::: DATA IN THIS EXERCISE

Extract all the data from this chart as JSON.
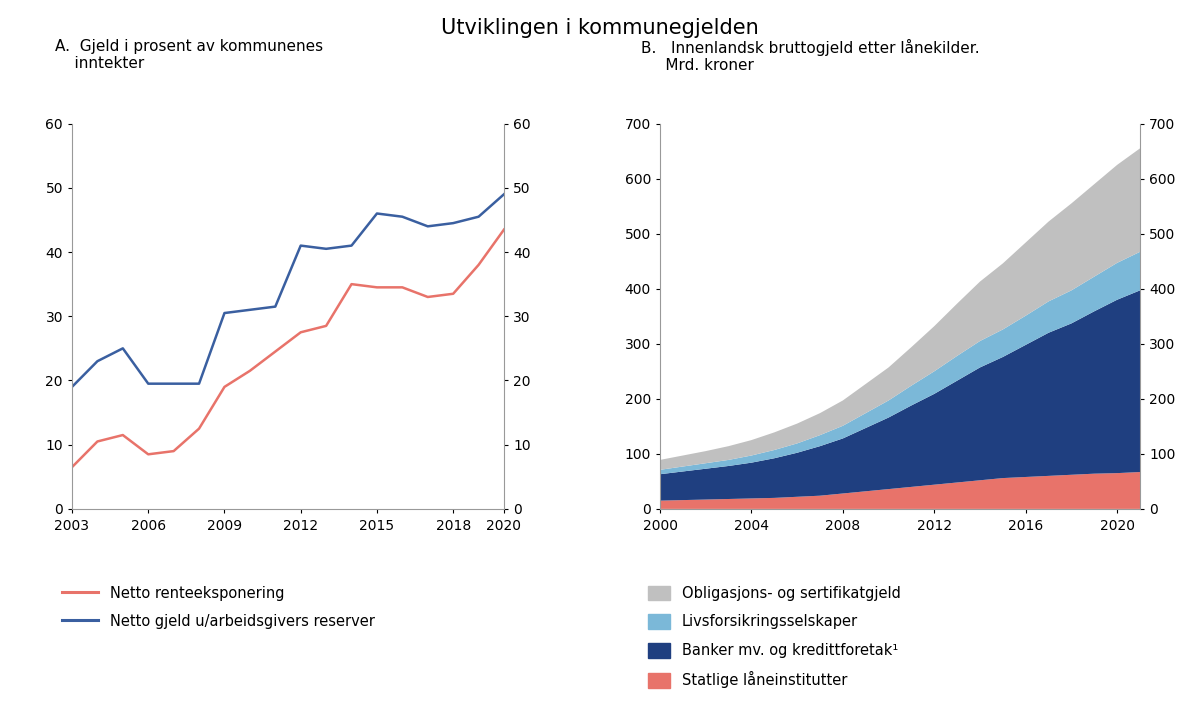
{
  "title": "Utviklingen i kommunegjelden",
  "panel_a_label": "A.  Gjeld i prosent av kommunenes\n    inntekter",
  "panel_b_label": "B.   Innenlandsk bruttogjeld etter lånekilder.\n     Mrd. kroner",
  "line_years": [
    2003,
    2004,
    2005,
    2006,
    2007,
    2008,
    2009,
    2010,
    2011,
    2012,
    2013,
    2014,
    2015,
    2016,
    2017,
    2018,
    2019,
    2020
  ],
  "netto_rente": [
    6.5,
    10.5,
    11.5,
    8.5,
    9.0,
    12.5,
    19.0,
    21.5,
    24.5,
    27.5,
    28.5,
    35.0,
    34.5,
    34.5,
    33.0,
    33.5,
    38.0,
    43.5
  ],
  "netto_gjeld": [
    19.0,
    23.0,
    25.0,
    19.5,
    19.5,
    19.5,
    30.5,
    31.0,
    31.5,
    41.0,
    40.5,
    41.0,
    46.0,
    45.5,
    44.0,
    44.5,
    45.5,
    49.0
  ],
  "line_color_rente": "#E8736A",
  "line_color_gjeld": "#3A5FA0",
  "ylim_a": [
    0,
    60
  ],
  "yticks_a": [
    0,
    10,
    20,
    30,
    40,
    50,
    60
  ],
  "xticks_a": [
    2003,
    2006,
    2009,
    2012,
    2015,
    2018,
    2020
  ],
  "stack_years": [
    2000,
    2001,
    2002,
    2003,
    2004,
    2005,
    2006,
    2007,
    2008,
    2009,
    2010,
    2011,
    2012,
    2013,
    2014,
    2015,
    2016,
    2017,
    2018,
    2019,
    2020,
    2021
  ],
  "statlige": [
    15,
    16,
    17,
    18,
    19,
    20,
    22,
    24,
    28,
    32,
    36,
    40,
    44,
    48,
    52,
    56,
    58,
    60,
    62,
    64,
    65,
    67
  ],
  "banker": [
    48,
    52,
    56,
    60,
    65,
    72,
    80,
    90,
    100,
    115,
    130,
    148,
    165,
    185,
    205,
    220,
    240,
    260,
    275,
    295,
    315,
    330
  ],
  "livsforsikring": [
    8,
    9,
    10,
    11,
    13,
    15,
    17,
    20,
    23,
    27,
    31,
    36,
    41,
    45,
    48,
    50,
    53,
    57,
    60,
    63,
    67,
    70
  ],
  "obligasjoner": [
    18,
    20,
    22,
    25,
    28,
    32,
    36,
    40,
    46,
    53,
    60,
    70,
    82,
    95,
    108,
    120,
    133,
    145,
    158,
    168,
    178,
    188
  ],
  "color_statlige": "#E8736A",
  "color_banker": "#1F3F80",
  "color_livsforsikring": "#7BB8D8",
  "color_obligasjoner": "#C0C0C0",
  "ylim_b": [
    0,
    700
  ],
  "yticks_b": [
    0,
    100,
    200,
    300,
    400,
    500,
    600,
    700
  ],
  "xticks_b": [
    2000,
    2004,
    2008,
    2012,
    2016,
    2020
  ],
  "legend_line1": "Netto renteeksponering",
  "legend_line2": "Netto gjeld u/arbeidsgivers reserver",
  "legend_stack1": "Obligasjons- og sertifikatgjeld",
  "legend_stack2": "Livsforsikringsselskaper",
  "legend_stack3": "Banker mv. og kredittforetak¹",
  "legend_stack4": "Statlige låneinstitutter",
  "bg_color": "#FFFFFF"
}
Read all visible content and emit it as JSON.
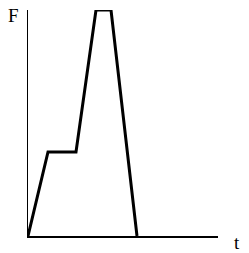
{
  "chart_data": {
    "type": "line",
    "x_label": "t",
    "y_label": "F",
    "x": [
      0,
      2,
      4.8,
      6.8,
      8.3,
      10.9
    ],
    "values": [
      0,
      8.4,
      8.4,
      22.6,
      22.6,
      0
    ],
    "color": "#000000",
    "xlim": [
      0,
      19
    ],
    "ylim": [
      0,
      22.6
    ],
    "xticks": [],
    "yticks": [],
    "tick_labels": false,
    "grid": false
  }
}
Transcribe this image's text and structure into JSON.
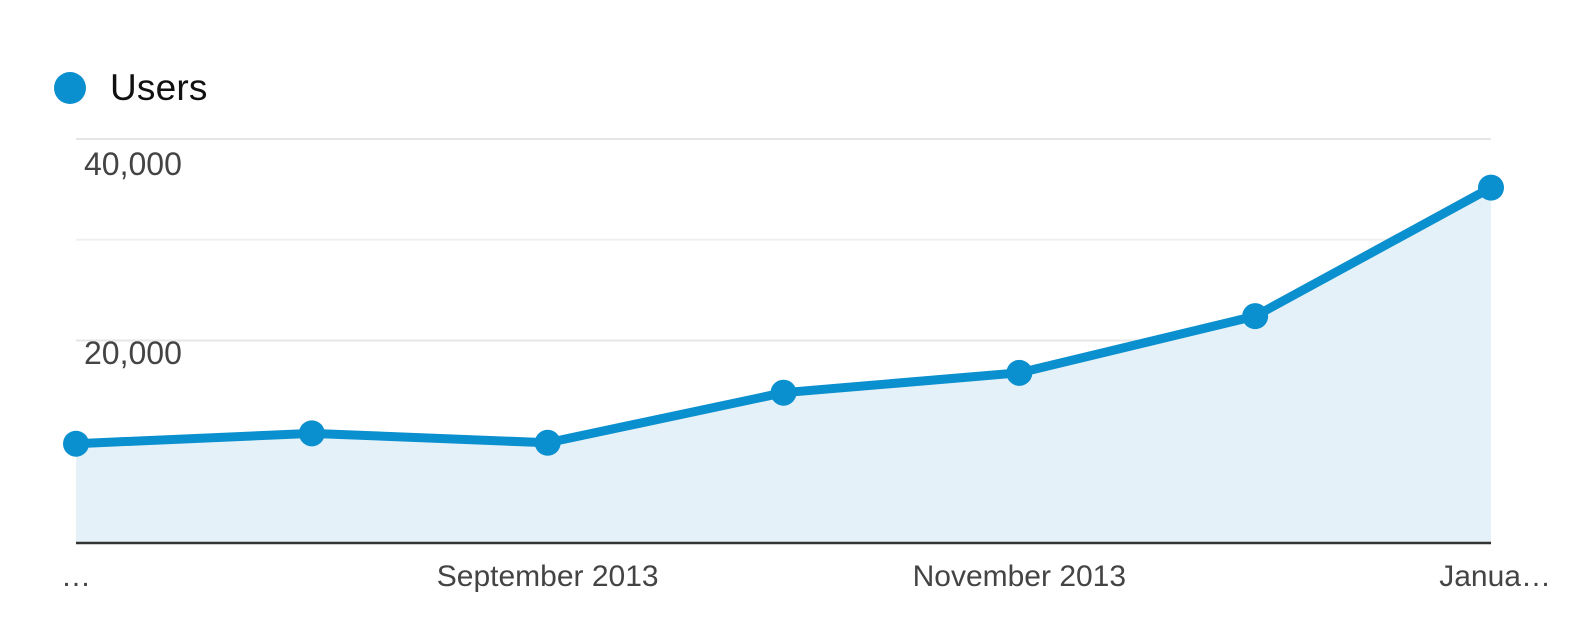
{
  "chart_data": {
    "type": "area",
    "series": [
      {
        "name": "Users",
        "color": "#0a8fcf",
        "values": [
          10400,
          11500,
          10500,
          15800,
          17900,
          23900,
          37500
        ]
      }
    ],
    "x_tick_labels": [
      "…",
      "September 2013",
      "November 2013",
      "Janua…"
    ],
    "y_tick_labels": [
      "40,000",
      "20,000"
    ],
    "y_ticks": [
      40000,
      20000
    ],
    "ylim": [
      0,
      40000
    ],
    "grid": true,
    "legend_position": "top-left",
    "area_fill": "#e4f1f8"
  }
}
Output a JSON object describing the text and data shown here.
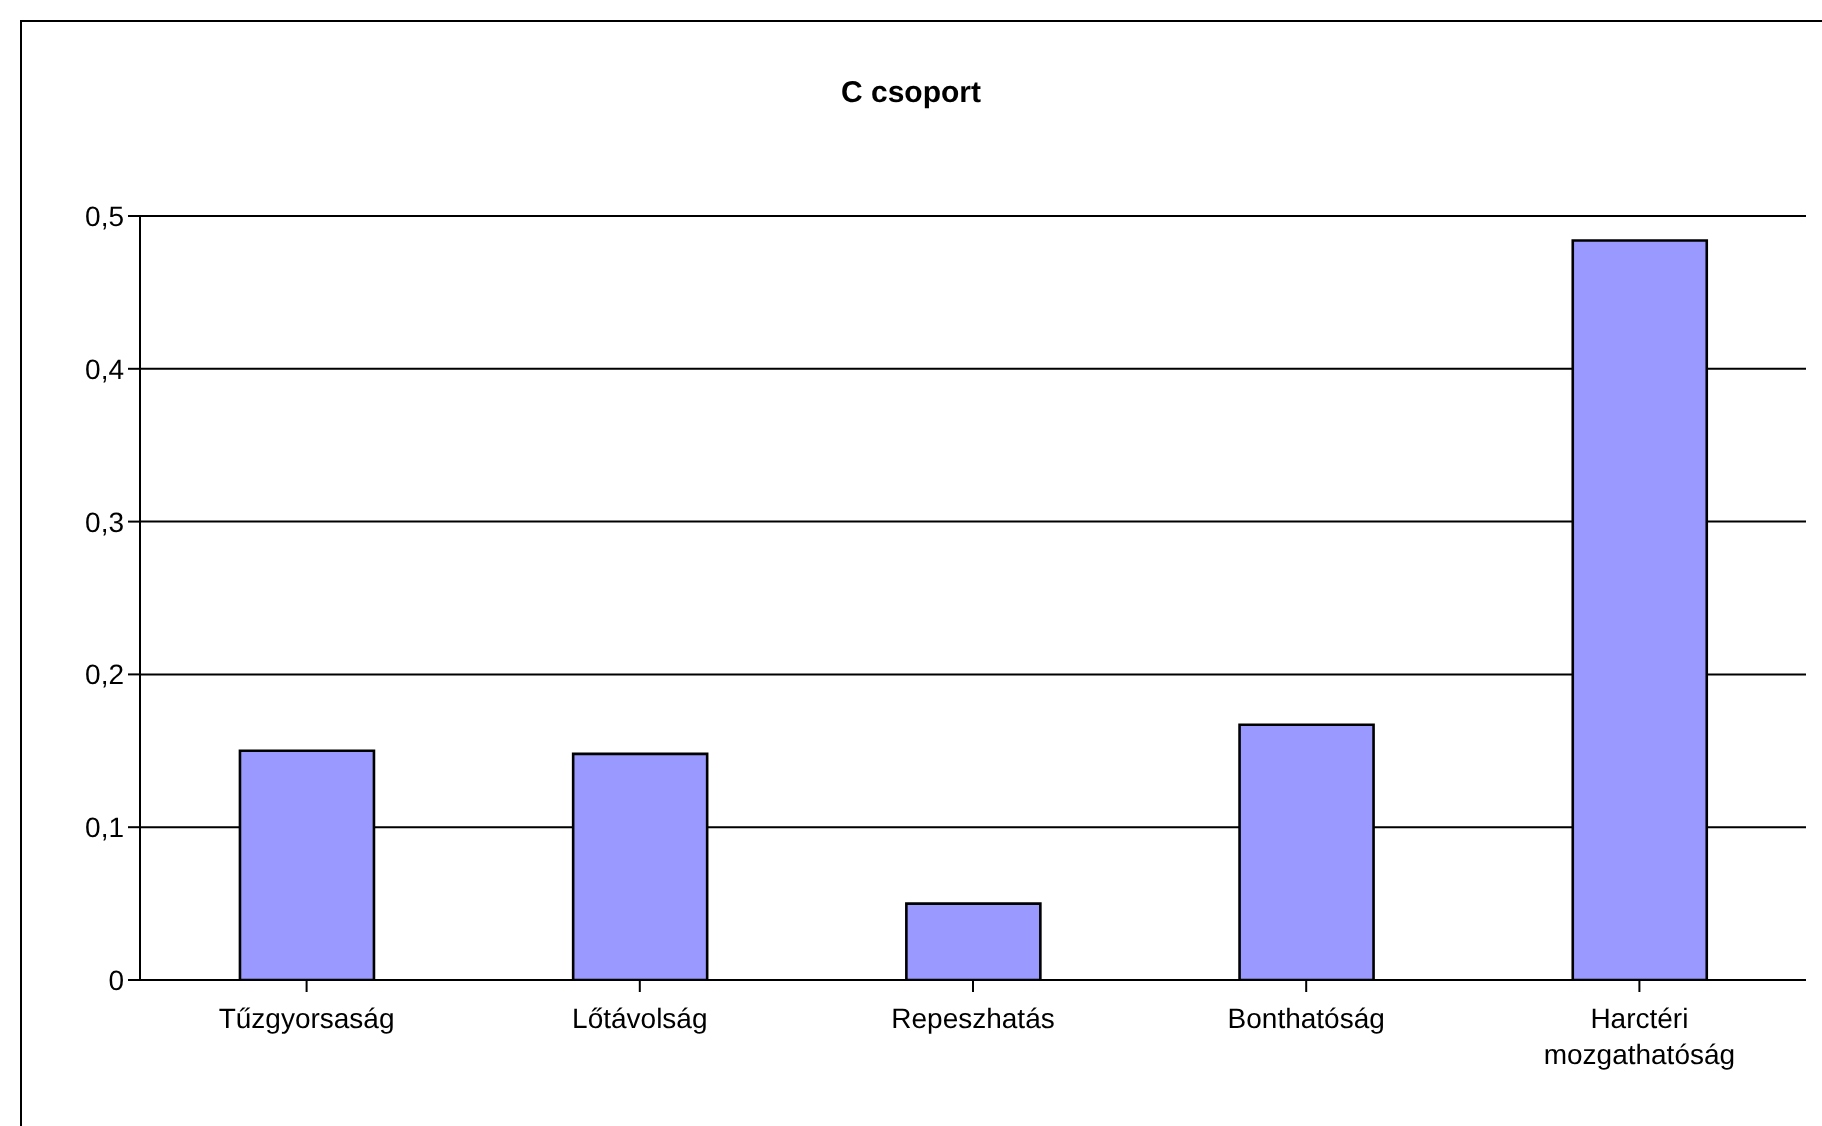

::::::

AIM –
Look over the listing. Pull out every line with the string "text" in it.

CORRECT OUTPUT –
Transcribe this image's text and structure into JSON.
Output a JSON object describing the text and data shown here.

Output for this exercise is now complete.